The word to look for is "other". Report every line of the entries below that has it.

___ EXERCISE INPUTS

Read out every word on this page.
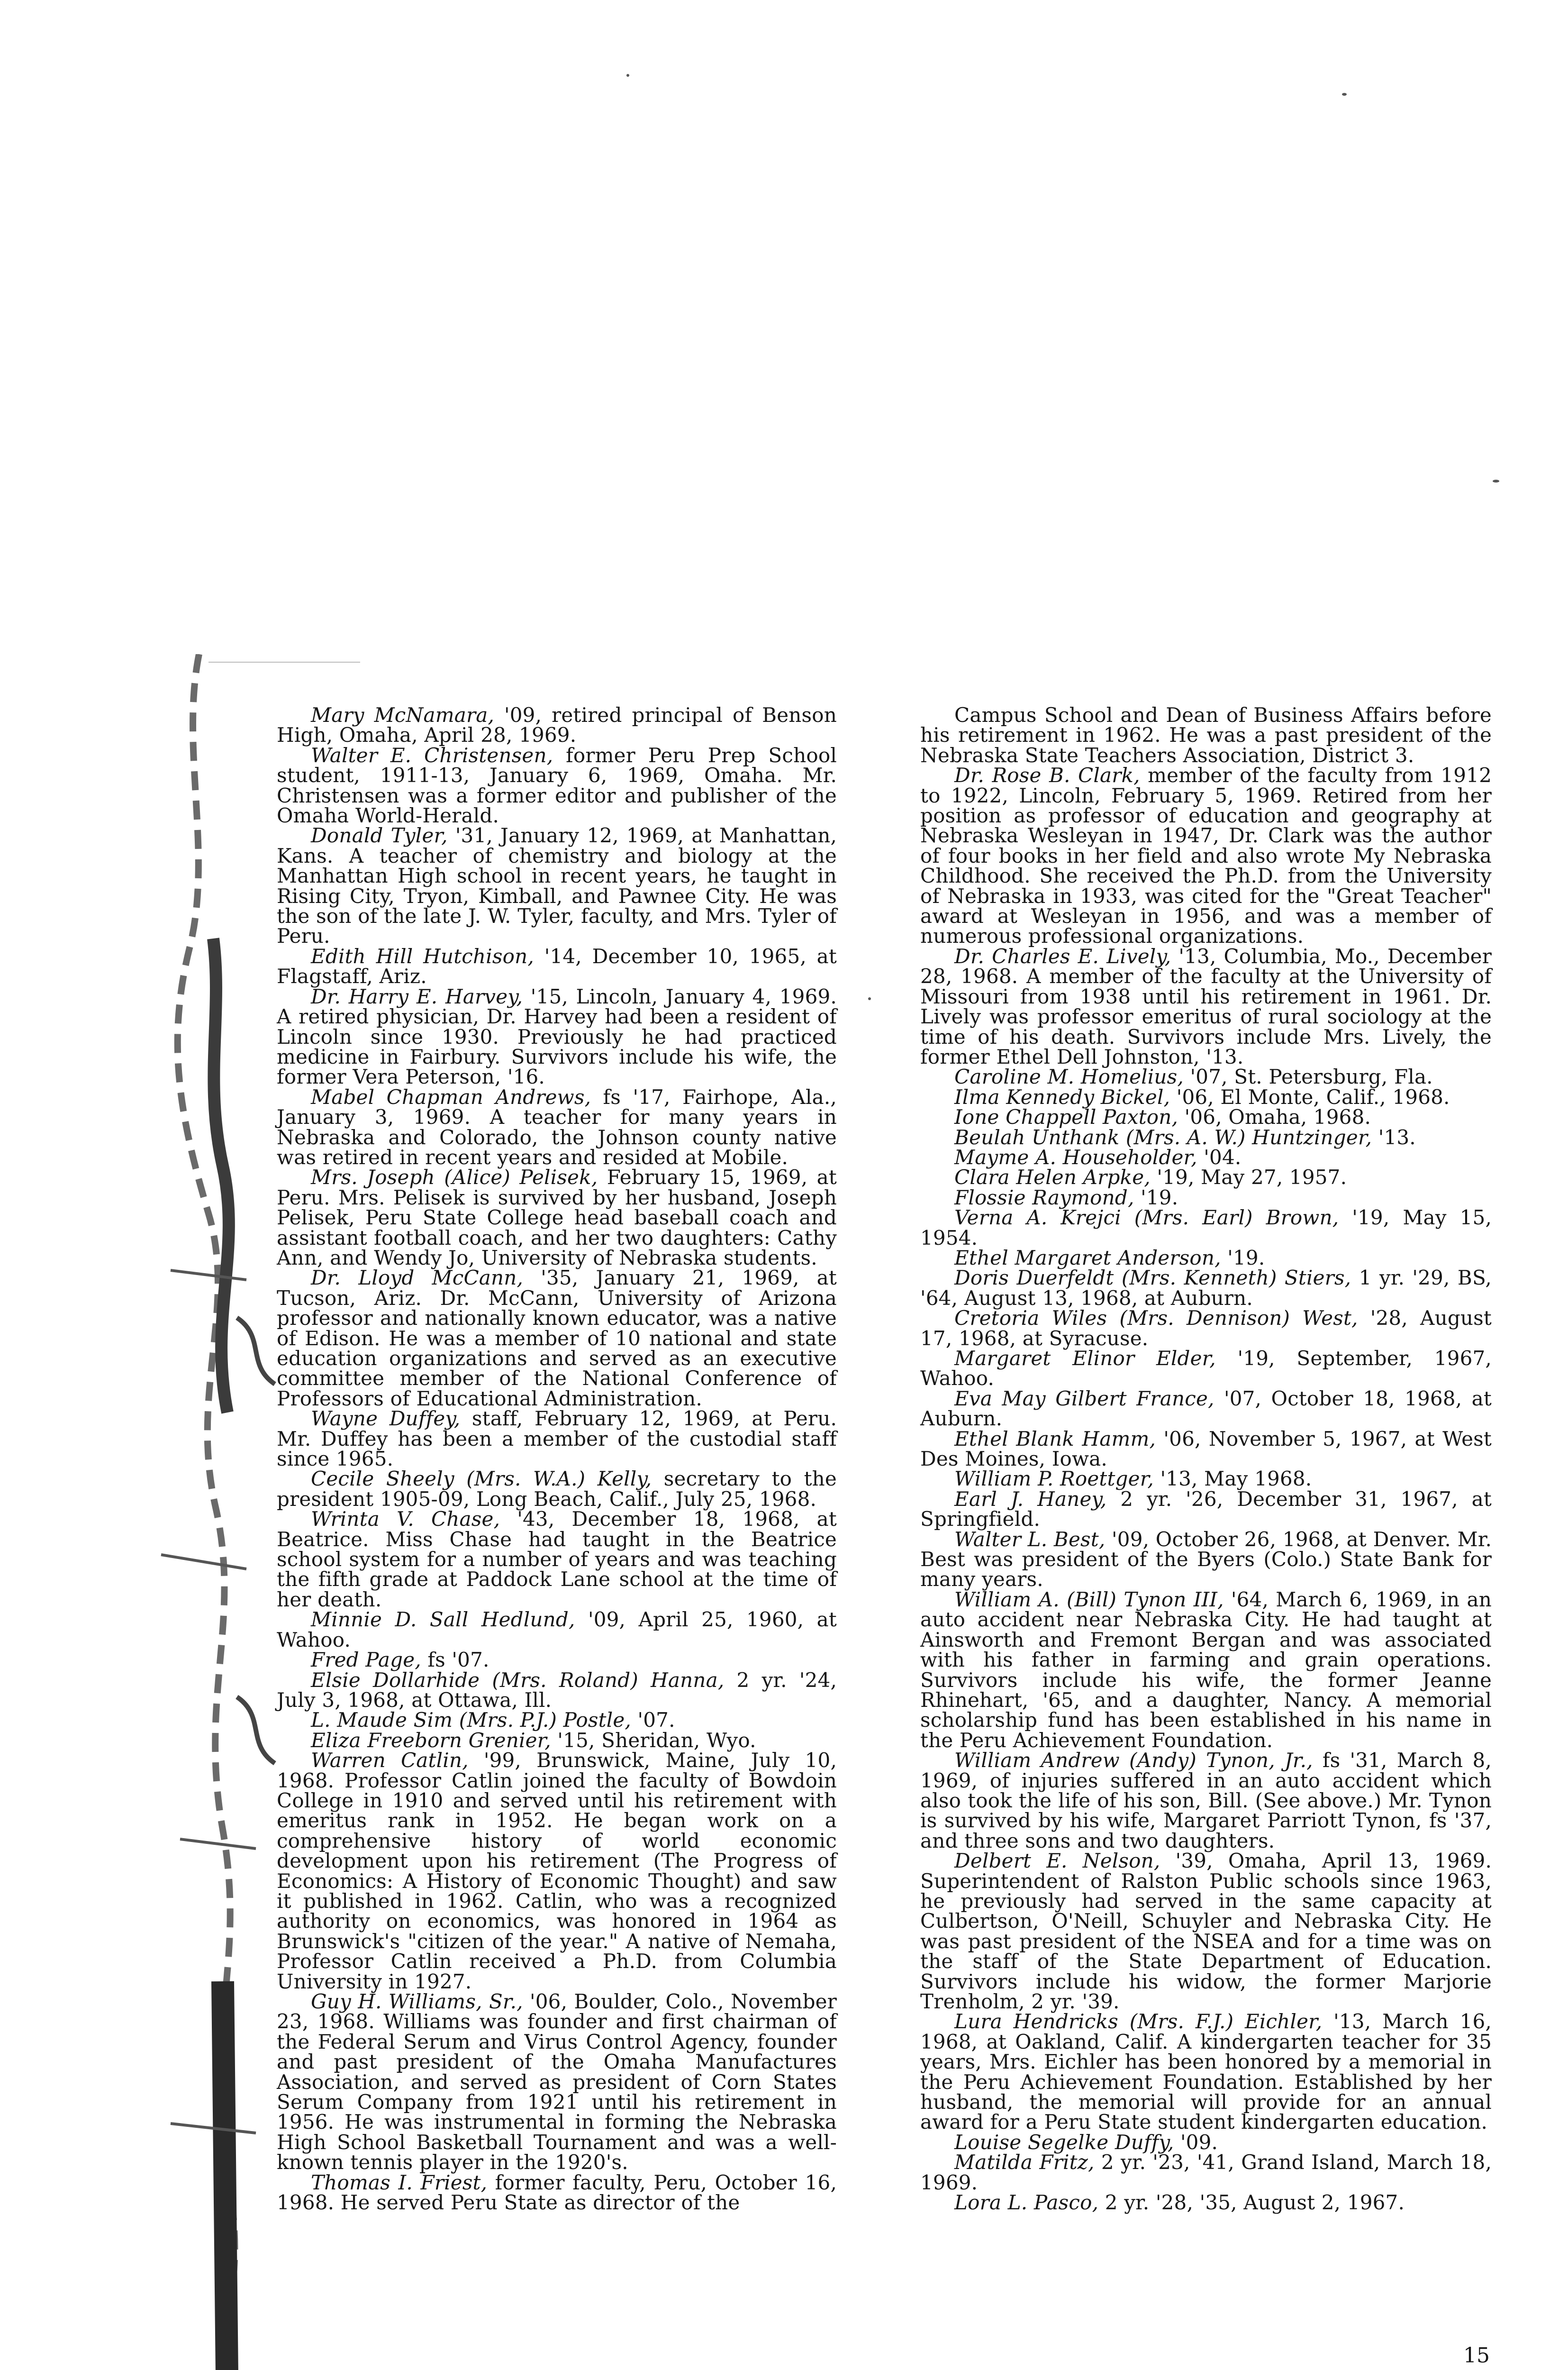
Mary McNamara, '09, retired principal of Benson High, Omaha, April 28, 1969.

Walter E. Christensen, former Peru Prep School student, 1911-13, January 6, 1969, Omaha. Mr. Christensen was a former editor and publisher of the Omaha World-Herald.

Donald Tyler, '31, January 12, 1969, at Manhattan, Kans. A teacher of chemistry and biology at the Manhattan High school in recent years, he taught in Rising City, Tryon, Kimball, and Pawnee City. He was the son of the late J. W. Tyler, faculty, and Mrs. Tyler of Peru.

Edith Hill Hutchison, '14, December 10, 1965, at Flagstaff, Ariz.

Dr. Harry E. Harvey, '15, Lincoln, January 4, 1969. A retired physician, Dr. Harvey had been a resident of Lincoln since 1930. Previously he had practiced medicine in Fairbury. Survivors include his wife, the former Vera Peterson, '16.

Mabel Chapman Andrews, fs '17, Fairhope, Ala., January 3, 1969. A teacher for many years in Nebraska and Colorado, the Johnson county native was retired in recent years and resided at Mobile.

Mrs. Joseph (Alice) Pelisek, February 15, 1969, at Peru. Mrs. Pelisek is survived by her husband, Joseph Pelisek, Peru State College head baseball coach and assistant football coach, and her two daughters: Cathy Ann, and Wendy Jo, University of Nebraska students.

Dr. Lloyd McCann, '35, January 21, 1969, at Tucson, Ariz. Dr. McCann, University of Arizona professor and nationally known educator, was a native of Edison. He was a member of 10 national and state education organizations and served as an executive committee member of the National Conference of Professors of Educational Administration.

Wayne Duffey, staff, February 12, 1969, at Peru. Mr. Duffey has been a member of the custodial staff since 1965.

Cecile Sheely (Mrs. W.A.) Kelly, secretary to the president 1905-09, Long Beach, Calif., July 25, 1968.

Wrinta V. Chase, '43, December 18, 1968, at Beatrice. Miss Chase had taught in the Beatrice school system for a number of years and was teaching the fifth grade at Paddock Lane school at the time of her death.

Minnie D. Sall Hedlund, '09, April 25, 1960, at Wahoo.

Fred Page, fs '07.

Elsie Dollarhide (Mrs. Roland) Hanna, 2 yr. '24, July 3, 1968, at Ottawa, Ill.

L. Maude Sim (Mrs. P.J.) Postle, '07.

Eliza Freeborn Grenier, '15, Sheridan, Wyo.

Warren Catlin, '99, Brunswick, Maine, July 10, 1968. Professor Catlin joined the faculty of Bowdoin College in 1910 and served until his retirement with emeritus rank in 1952. He began work on a comprehensive history of world economic development upon his retirement (The Progress of Economics: A History of Economic Thought) and saw it published in 1962. Catlin, who was a recognized authority on economics, was honored in 1964 as Brunswick's "citizen of the year." A native of Nemaha, Professor Catlin received a Ph.D. from Columbia University in 1927.

Guy H. Williams, Sr., '06, Boulder, Colo., November 23, 1968. Williams was founder and first chairman of the Federal Serum and Virus Control Agency, founder and past president of the Omaha Manufactures Association, and served as president of Corn States Serum Company from 1921 until his retirement in 1956. He was instrumental in forming the Nebraska High School Basketball Tournament and was a well-known tennis player in the 1920's.

Thomas I. Friest, former faculty, Peru, October 16, 1968. He served Peru State as director of the

Campus School and Dean of Business Affairs before his retirement in 1962. He was a past president of the Nebraska State Teachers Association, District 3.

Dr. Rose B. Clark, member of the faculty from 1912 to 1922, Lincoln, February 5, 1969. Retired from her position as professor of education and geography at Nebraska Wesleyan in 1947, Dr. Clark was the author of four books in her field and also wrote My Nebraska Childhood. She received the Ph.D. from the University of Nebraska in 1933, was cited for the "Great Teacher" award at Wesleyan in 1956, and was a member of numerous professional organizations.

Dr. Charles E. Lively, '13, Columbia, Mo., December 28, 1968. A member of the faculty at the University of Missouri from 1938 until his retirement in 1961. Dr. Lively was professor emeritus of rural sociology at the time of his death. Survivors include Mrs. Lively, the former Ethel Dell Johnston, '13.

Caroline M. Homelius, '07, St. Petersburg, Fla.

Ilma Kennedy Bickel, '06, El Monte, Calif., 1968.

Ione Chappell Paxton, '06, Omaha, 1968.

Beulah Unthank (Mrs. A. W.) Huntzinger, '13.

Mayme A. Householder, '04.

Clara Helen Arpke, '19, May 27, 1957.

Flossie Raymond, '19.

Verna A. Krejci (Mrs. Earl) Brown, '19, May 15, 1954.

Ethel Margaret Anderson, '19.

Doris Duerfeldt (Mrs. Kenneth) Stiers, 1 yr. '29, BS, '64, August 13, 1968, at Auburn.

Cretoria Wiles (Mrs. Dennison) West, '28, August 17, 1968, at Syracuse.

Margaret Elinor Elder, '19, September, 1967, Wahoo.

Eva May Gilbert France, '07, October 18, 1968, at Auburn.

Ethel Blank Hamm, '06, November 5, 1967, at West Des Moines, Iowa.

William P. Roettger, '13, May 1968.

Earl J. Haney, 2 yr. '26, December 31, 1967, at Springfield.

Walter L. Best, '09, October 26, 1968, at Denver. Mr. Best was president of the Byers (Colo.) State Bank for many years.

William A. (Bill) Tynon III, '64, March 6, 1969, in an auto accident near Nebraska City. He had taught at Ainsworth and Fremont Bergan and was associated with his father in farming and grain operations. Survivors include his wife, the former Jeanne Rhinehart, '65, and a daughter, Nancy. A memorial scholarship fund has been established in his name in the Peru Achievement Foundation.

William Andrew (Andy) Tynon, Jr., fs '31, March 8, 1969, of injuries suffered in an auto accident which also took the life of his son, Bill. (See above.) Mr. Tynon is survived by his wife, Margaret Parriott Tynon, fs '37, and three sons and two daughters.

Delbert E. Nelson, '39, Omaha, April 13, 1969. Superintendent of Ralston Public schools since 1963, he previously had served in the same capacity at Culbertson, O'Neill, Schuyler and Nebraska City. He was past president of the NSEA and for a time was on the staff of the State Department of Education. Survivors include his widow, the former Marjorie Trenholm, 2 yr. '39.

Lura Hendricks (Mrs. F.J.) Eichler, '13, March 16, 1968, at Oakland, Calif. A kindergarten teacher for 35 years, Mrs. Eichler has been honored by a memorial in the Peru Achievement Foundation. Established by her husband, the memorial will provide for an annual award for a Peru State student kindergarten education.

Louise Segelke Duffy, '09.

Matilda Fritz, 2 yr. '23, '41, Grand Island, March 18, 1969.

Lora L. Pasco, 2 yr. '28, '35, August 2, 1967.

15
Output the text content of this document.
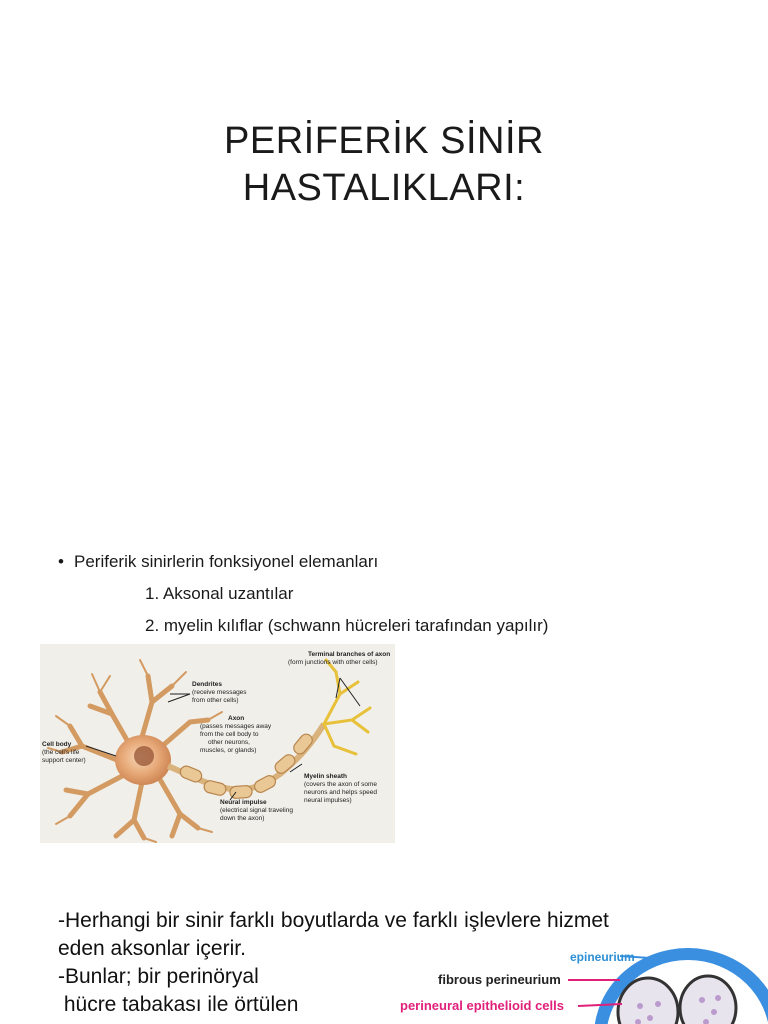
PERİFERİK SİNİR
HASTALIKLARI:
• Periferik sinirlerin fonksiyonel elemanları
1. Aksonal uzantılar
2. myelin kılıflar (schwann hücreleri tarafından yapılır)
Dendrites
(receive messages
from other cells)
Terminal branches of axon
(form junctions with other cells)
Axon
(passes messages away
from the cell body to
other neurons,
muscles, or glands)
Cell body
(the cell's life
support center)
Myelin sheath
(covers the axon of some
neurons and helps speed
neural impulses)
Neural impulse
(electrical signal traveling
down the axon)
-Herhangi bir sinir farklı boyutlarda ve farklı işlevlere hizmet
eden aksonlar içerir.
-Bunlar; bir perinöryal
hücre tabakası ile örtülen
epineurium
fibrous perineurium
perineural epithelioid cells
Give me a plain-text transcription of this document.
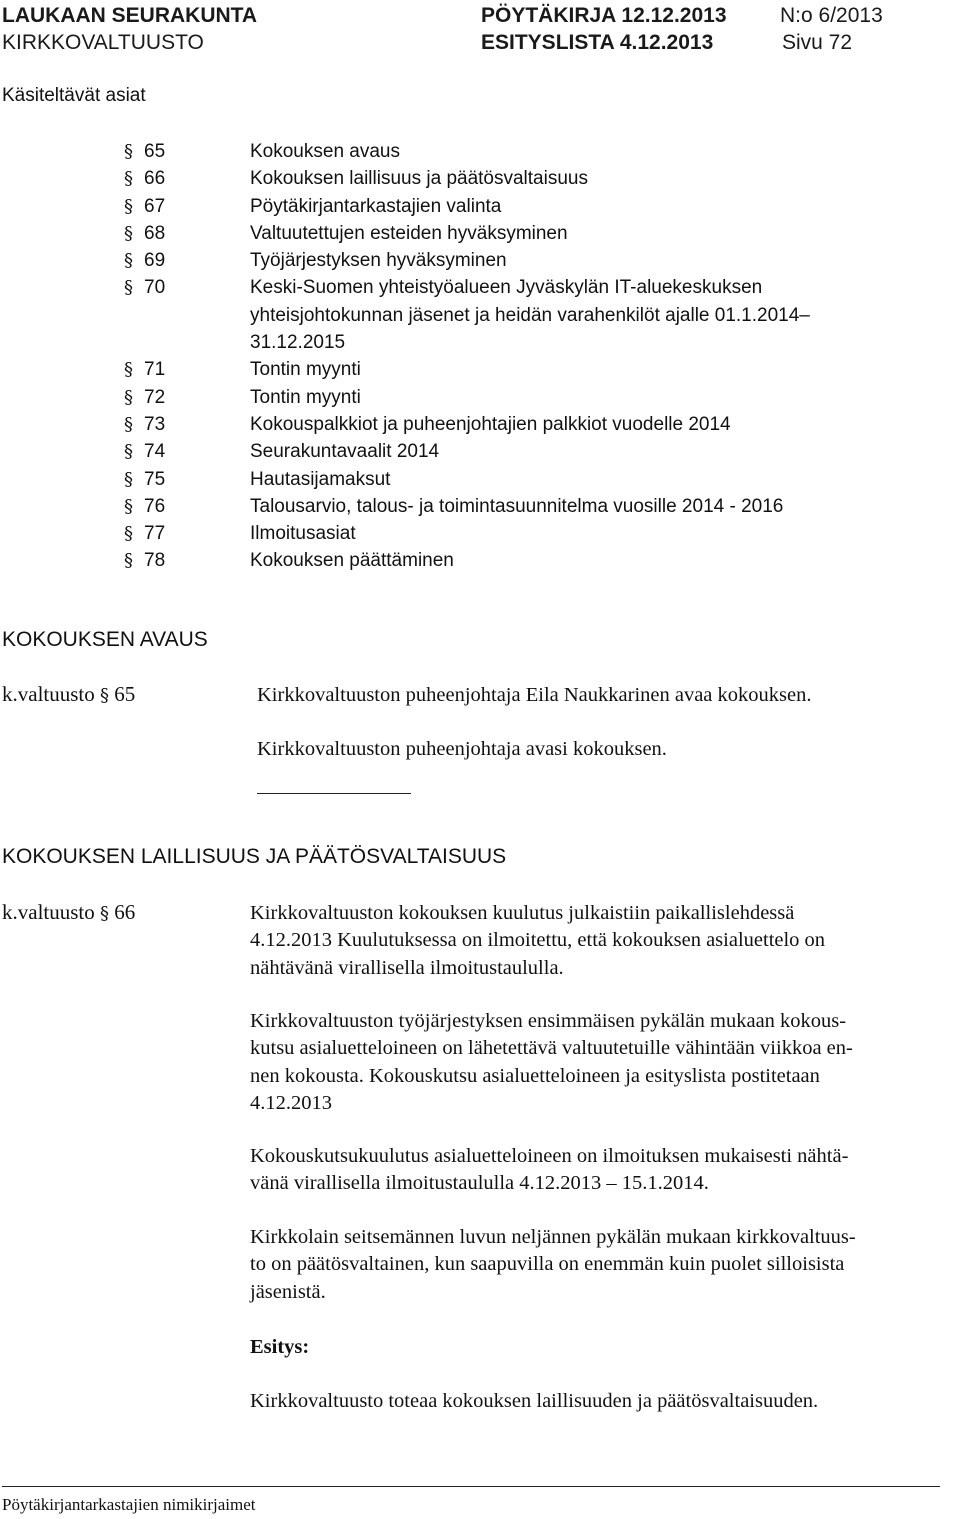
LAUKAAN SEURAKUNTA	PÖYTÄKIRJA 12.12.2013	N:o 6/2013
KIRKKOVALTUUSTO	ESITYSLISTA 4.12.2013	Sivu 72
Käsiteltävät asiat
§ 65	Kokouksen avaus
§ 66	Kokouksen laillisuus ja päätösvaltaisuus
§ 67	Pöytäkirjantarkastajien valinta
§ 68	Valtuutettujen esteiden hyväksyminen
§ 69	Työjärjestyksen hyväksyminen
§ 70	Keski-Suomen yhteistyöalueen Jyväskylän IT-aluekeskuksen
yhteisjohtokunnan jäsenet ja heidän varahenkilöt ajalle 01.1.2014–
31.12.2015
§ 71	Tontin myynti
§ 72	Tontin myynti
§ 73	Kokouspalkkiot ja puheenjohtajien palkkiot vuodelle 2014
§ 74	Seurakuntavaalit 2014
§ 75	Hautasijamaksut
§ 76	Talousarvio, talous- ja toimintasuunnitelma vuosille 2014 - 2016
§ 77	Ilmoitusasiat
§ 78	Kokouksen päättäminen
KOKOUKSEN AVAUS
k.valtuusto § 65	Kirkkovaltuuston puheenjohtaja Eila Naukkarinen avaa kokouksen.
Kirkkovaltuuston puheenjohtaja avasi kokouksen.
KOKOUKSEN LAILLISUUS JA PÄÄTÖSVALTAISUUS
k.valtuusto § 66	Kirkkovaltuuston kokouksen kuulutus julkaistiin paikallislehdessä
4.12.2013 Kuulutuksessa on ilmoitettu, että kokouksen asialuettelo on
nähtävänä virallisella ilmoitustaululla.
Kirkkovaltuuston työjärjestyksen ensimmäisen pykälän mukaan kokous-
kutsu asialuetteloineen on lähetettävä valtuutetuille vähintään viikkoa en-
nen kokousta. Kokouskutsu asialuetteloineen ja esityslista postitetaan
4.12.2013
Kokouskutsukuulutus asialuetteloineen on ilmoituksen mukaisesti nähtä-
vänä virallisella ilmoitustaululla 4.12.2013 – 15.1.2014.
Kirkkolain seitsemännen luvun neljännen pykälän mukaan kirkkovaltuus-
to on päätösvaltainen, kun saapuvilla on enemmän kuin puolet silloisista
jäsenistä.
Esitys:
Kirkkovaltuusto toteaa kokouksen laillisuuden ja päätösvaltaisuuden.
Pöytäkirjantarkastajien nimikirjaimet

______

**ANSWER BOX**
from other cells)
(form junctions with other cells)
other neurons,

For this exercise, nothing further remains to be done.